__INSTRUCTIONS TO FOLLOW__:
Copy every line from the data below in which the string "JSON" can be found.

__WORKING DATA__:
'''

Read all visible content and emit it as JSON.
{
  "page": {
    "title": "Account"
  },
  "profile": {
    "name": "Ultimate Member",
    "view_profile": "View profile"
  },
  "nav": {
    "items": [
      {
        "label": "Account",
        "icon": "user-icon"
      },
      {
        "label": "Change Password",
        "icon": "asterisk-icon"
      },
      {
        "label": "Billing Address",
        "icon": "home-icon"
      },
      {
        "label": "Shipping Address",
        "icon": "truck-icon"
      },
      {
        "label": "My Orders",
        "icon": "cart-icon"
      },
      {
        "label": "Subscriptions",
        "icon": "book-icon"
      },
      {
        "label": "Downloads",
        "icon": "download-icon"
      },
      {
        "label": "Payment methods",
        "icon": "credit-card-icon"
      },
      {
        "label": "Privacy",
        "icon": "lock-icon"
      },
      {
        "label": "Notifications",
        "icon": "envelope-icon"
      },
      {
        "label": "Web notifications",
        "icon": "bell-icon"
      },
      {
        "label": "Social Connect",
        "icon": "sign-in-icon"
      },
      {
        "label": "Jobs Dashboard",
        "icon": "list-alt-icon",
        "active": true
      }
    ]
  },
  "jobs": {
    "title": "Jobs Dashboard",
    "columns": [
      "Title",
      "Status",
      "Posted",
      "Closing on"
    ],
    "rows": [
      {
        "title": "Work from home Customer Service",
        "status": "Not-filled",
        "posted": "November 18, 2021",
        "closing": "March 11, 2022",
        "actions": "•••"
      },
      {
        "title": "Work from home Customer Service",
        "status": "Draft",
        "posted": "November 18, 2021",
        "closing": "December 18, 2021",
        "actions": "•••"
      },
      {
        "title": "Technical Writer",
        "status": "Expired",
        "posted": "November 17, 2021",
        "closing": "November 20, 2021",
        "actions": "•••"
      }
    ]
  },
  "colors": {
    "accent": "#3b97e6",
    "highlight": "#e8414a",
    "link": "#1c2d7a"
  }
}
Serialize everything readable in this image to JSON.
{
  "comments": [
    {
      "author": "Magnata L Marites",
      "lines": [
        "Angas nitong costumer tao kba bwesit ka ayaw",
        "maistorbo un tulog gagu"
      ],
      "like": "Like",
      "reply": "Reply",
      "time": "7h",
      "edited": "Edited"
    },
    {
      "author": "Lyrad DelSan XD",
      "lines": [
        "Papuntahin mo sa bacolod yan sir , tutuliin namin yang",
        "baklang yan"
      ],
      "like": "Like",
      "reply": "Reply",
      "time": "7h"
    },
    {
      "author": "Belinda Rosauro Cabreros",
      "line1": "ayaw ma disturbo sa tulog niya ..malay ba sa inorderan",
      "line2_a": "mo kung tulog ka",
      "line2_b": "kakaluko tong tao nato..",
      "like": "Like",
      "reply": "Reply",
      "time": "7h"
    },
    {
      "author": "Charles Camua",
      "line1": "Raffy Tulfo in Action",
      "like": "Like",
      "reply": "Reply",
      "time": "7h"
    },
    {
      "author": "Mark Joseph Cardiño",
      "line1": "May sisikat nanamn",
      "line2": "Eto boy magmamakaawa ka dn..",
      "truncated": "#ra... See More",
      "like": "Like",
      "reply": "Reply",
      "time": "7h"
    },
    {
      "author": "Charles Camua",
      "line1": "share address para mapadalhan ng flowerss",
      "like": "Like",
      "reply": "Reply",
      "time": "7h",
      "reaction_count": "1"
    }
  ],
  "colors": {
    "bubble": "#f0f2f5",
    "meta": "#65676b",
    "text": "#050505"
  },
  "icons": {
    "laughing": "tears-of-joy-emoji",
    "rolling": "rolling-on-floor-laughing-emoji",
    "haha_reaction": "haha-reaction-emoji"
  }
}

'''

__RESPONSE TO THIS EXERCISE__:
Read all visible content and emit it as JSON.
Serialize everything readable in this image to JSON.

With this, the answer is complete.